*WHAT YOU SHOULD DO*.
Report how many lines in the listing below include the word "бюджетным". Write nothing besides the number.

*RECORDS PROVIDED*.
* begin *

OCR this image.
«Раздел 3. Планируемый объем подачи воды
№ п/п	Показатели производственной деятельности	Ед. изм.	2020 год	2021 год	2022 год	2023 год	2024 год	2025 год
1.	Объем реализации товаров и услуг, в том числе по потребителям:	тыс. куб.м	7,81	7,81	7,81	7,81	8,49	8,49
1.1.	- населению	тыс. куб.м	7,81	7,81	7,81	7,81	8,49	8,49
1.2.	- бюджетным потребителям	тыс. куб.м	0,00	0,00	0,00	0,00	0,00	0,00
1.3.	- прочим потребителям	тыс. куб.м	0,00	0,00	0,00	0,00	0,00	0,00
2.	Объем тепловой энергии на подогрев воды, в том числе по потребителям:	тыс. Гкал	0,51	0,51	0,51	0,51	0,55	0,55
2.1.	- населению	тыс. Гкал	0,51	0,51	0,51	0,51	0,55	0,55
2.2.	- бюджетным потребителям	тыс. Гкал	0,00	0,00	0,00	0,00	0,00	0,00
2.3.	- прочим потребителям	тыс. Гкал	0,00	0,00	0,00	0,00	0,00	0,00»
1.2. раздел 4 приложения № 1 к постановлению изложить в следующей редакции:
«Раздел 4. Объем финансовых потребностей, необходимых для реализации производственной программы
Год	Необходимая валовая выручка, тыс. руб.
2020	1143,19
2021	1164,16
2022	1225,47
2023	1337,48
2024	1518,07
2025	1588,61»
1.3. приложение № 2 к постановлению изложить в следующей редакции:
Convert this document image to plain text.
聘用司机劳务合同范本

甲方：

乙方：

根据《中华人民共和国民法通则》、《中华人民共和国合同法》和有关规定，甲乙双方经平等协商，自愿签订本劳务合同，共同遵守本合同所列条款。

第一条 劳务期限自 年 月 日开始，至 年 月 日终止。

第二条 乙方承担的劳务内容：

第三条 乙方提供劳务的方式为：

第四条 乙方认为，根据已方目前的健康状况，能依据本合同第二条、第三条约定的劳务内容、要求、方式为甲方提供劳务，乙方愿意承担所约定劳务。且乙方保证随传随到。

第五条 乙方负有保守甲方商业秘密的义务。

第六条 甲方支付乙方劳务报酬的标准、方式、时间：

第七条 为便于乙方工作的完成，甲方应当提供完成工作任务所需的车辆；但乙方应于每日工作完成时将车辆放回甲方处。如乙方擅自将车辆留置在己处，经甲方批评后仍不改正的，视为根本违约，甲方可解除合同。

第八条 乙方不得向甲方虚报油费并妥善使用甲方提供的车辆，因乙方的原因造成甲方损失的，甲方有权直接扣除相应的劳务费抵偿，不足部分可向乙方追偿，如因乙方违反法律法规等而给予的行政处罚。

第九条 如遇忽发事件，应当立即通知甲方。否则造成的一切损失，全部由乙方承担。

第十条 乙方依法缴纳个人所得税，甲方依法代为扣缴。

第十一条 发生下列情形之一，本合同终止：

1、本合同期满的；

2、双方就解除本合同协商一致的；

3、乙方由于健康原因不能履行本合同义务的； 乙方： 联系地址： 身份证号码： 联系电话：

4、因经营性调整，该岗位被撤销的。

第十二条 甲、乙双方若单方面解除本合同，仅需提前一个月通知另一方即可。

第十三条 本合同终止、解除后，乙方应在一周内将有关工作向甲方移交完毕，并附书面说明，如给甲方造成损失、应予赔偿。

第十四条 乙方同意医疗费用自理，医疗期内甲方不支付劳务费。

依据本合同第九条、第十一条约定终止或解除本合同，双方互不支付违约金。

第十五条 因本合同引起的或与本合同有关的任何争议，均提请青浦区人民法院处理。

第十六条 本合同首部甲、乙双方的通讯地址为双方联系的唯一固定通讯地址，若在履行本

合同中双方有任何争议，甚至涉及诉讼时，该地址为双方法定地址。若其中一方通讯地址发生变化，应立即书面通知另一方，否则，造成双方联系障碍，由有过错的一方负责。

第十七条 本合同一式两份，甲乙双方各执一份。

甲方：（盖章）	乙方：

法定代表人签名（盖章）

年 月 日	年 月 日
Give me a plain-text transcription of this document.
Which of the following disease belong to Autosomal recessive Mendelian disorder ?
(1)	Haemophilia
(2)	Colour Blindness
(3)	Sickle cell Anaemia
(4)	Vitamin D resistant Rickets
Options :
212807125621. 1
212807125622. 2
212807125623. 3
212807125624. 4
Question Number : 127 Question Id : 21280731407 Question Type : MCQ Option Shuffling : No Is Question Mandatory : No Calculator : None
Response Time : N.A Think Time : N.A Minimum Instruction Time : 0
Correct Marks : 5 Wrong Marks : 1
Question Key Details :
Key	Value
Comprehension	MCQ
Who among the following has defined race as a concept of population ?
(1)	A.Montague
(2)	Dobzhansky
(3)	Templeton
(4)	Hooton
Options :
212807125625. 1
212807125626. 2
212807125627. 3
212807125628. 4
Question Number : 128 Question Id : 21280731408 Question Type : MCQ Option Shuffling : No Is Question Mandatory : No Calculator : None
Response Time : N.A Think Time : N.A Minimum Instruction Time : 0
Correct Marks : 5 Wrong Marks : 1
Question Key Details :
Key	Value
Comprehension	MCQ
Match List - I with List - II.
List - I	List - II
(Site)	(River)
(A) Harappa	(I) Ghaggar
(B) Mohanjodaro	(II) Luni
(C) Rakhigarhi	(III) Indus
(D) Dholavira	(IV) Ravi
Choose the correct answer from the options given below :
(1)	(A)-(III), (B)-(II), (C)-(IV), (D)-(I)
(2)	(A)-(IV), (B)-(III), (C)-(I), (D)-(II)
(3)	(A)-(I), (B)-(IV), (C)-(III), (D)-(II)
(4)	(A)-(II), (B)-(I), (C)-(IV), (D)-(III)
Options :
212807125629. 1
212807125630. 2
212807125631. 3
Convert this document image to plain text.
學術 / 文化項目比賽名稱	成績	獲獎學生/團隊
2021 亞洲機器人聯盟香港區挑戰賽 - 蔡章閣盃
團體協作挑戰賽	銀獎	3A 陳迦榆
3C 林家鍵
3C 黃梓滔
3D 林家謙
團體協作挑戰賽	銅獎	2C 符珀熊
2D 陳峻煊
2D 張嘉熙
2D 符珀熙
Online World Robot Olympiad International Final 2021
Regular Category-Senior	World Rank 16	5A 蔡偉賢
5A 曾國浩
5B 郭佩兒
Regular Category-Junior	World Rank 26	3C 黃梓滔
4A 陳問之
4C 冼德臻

* end *

*OUTPUT OF THE TASK*.
2